**Set exercise:** Scan the records below for the word "place" and give only the number of lines that hold it.
— Start —
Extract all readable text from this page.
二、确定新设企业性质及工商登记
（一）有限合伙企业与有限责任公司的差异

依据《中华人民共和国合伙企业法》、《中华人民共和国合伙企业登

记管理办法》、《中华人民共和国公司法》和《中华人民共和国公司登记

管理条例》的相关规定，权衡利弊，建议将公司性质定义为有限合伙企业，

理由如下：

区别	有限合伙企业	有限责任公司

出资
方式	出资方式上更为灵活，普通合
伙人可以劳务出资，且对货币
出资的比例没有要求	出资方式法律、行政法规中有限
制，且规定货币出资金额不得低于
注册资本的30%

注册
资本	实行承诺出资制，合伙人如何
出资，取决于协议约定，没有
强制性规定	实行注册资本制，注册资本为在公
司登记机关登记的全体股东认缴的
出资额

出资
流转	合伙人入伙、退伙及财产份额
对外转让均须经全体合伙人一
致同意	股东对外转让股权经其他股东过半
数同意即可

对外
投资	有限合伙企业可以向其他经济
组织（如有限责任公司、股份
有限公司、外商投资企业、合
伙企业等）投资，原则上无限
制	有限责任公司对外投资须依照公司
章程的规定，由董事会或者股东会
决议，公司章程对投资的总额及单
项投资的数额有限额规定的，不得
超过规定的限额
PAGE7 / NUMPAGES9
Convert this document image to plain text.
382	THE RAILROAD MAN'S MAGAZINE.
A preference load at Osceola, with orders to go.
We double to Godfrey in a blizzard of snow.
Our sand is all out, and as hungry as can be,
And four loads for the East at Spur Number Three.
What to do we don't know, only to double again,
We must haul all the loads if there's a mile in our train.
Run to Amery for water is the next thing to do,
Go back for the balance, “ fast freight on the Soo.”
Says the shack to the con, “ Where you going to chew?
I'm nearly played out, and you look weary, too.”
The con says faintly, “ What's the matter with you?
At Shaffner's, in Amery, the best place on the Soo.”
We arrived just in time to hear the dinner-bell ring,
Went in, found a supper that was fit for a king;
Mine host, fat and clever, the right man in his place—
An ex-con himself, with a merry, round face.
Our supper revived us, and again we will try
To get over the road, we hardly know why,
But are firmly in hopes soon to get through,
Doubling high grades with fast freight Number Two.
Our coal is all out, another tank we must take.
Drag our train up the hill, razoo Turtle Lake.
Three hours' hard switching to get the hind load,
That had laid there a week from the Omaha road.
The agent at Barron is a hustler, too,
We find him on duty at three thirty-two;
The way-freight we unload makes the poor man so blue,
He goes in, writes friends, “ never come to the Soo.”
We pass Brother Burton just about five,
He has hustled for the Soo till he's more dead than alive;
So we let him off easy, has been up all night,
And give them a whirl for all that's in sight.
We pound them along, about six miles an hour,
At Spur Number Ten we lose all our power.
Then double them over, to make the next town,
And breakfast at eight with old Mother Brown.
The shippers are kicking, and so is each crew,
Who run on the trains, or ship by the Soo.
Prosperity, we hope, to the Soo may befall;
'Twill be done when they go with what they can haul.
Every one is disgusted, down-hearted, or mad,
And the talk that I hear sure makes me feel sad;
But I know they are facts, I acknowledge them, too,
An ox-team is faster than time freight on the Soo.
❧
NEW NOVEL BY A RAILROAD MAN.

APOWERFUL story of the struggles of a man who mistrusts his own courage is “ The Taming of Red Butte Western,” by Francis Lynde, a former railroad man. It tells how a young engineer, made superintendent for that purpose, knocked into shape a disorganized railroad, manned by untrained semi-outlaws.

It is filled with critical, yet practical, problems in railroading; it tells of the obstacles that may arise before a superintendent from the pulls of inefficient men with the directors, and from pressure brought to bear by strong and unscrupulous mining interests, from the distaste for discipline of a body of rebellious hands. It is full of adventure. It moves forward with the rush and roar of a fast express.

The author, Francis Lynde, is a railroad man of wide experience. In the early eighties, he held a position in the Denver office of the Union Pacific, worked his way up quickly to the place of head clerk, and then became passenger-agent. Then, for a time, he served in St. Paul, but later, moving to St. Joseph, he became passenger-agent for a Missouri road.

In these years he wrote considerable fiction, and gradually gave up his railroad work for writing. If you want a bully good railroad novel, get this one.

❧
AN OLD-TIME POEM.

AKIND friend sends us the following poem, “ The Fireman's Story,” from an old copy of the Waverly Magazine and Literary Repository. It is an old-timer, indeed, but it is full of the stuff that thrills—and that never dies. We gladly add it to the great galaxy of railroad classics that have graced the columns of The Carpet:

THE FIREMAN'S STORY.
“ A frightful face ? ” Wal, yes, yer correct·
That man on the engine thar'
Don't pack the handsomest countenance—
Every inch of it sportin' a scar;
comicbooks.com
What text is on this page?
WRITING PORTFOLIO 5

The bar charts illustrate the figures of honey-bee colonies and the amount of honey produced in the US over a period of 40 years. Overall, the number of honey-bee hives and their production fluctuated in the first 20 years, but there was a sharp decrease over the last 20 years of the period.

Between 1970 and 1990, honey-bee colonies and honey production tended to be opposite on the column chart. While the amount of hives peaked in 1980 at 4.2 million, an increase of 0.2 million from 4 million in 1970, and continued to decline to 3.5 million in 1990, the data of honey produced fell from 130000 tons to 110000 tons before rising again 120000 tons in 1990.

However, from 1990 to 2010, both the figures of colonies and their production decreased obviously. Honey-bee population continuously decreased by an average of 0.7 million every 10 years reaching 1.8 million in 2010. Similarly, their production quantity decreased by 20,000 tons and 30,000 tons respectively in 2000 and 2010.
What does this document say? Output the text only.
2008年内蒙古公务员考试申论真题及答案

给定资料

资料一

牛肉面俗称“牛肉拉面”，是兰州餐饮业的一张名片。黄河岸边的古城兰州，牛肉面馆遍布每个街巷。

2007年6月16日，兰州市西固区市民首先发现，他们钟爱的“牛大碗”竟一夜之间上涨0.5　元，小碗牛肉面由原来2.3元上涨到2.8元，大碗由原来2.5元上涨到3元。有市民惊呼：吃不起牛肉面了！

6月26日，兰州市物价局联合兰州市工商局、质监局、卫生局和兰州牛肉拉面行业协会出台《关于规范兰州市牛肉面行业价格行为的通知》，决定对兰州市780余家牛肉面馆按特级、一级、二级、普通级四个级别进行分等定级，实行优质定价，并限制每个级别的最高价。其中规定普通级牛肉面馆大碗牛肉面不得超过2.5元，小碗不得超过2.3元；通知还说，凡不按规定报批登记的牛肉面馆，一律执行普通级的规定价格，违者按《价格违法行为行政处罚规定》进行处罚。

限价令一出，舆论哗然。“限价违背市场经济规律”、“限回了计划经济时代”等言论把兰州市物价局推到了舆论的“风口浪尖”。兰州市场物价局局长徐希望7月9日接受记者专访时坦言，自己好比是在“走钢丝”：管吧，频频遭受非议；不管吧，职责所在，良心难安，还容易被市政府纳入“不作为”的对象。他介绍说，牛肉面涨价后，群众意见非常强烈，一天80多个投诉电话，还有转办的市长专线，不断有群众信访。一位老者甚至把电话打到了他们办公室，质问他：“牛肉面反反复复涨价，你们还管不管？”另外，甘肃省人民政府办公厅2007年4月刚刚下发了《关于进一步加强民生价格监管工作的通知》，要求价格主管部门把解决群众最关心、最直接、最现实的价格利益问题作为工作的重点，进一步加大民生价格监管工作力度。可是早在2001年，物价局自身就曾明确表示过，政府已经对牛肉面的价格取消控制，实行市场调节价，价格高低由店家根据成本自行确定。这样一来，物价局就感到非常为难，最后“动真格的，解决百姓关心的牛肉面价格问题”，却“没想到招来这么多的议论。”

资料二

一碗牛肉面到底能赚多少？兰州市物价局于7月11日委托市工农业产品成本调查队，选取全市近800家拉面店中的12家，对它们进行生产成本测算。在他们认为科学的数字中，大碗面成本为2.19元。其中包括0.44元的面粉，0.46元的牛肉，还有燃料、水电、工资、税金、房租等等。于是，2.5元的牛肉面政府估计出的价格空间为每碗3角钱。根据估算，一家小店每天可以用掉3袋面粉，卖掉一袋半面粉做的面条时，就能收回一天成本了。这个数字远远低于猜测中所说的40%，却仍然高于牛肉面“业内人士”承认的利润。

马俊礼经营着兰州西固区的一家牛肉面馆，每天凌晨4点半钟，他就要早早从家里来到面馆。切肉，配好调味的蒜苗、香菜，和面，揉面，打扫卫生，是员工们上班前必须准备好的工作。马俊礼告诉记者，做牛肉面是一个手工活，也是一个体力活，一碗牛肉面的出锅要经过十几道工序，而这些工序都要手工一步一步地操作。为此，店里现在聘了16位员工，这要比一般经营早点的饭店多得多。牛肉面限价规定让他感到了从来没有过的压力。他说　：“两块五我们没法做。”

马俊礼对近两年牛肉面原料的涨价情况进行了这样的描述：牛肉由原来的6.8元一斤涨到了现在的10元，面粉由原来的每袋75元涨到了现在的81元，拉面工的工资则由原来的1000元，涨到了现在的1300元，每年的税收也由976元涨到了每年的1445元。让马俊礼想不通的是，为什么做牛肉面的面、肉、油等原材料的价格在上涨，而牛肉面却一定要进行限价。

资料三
— End —
**Answer:** 3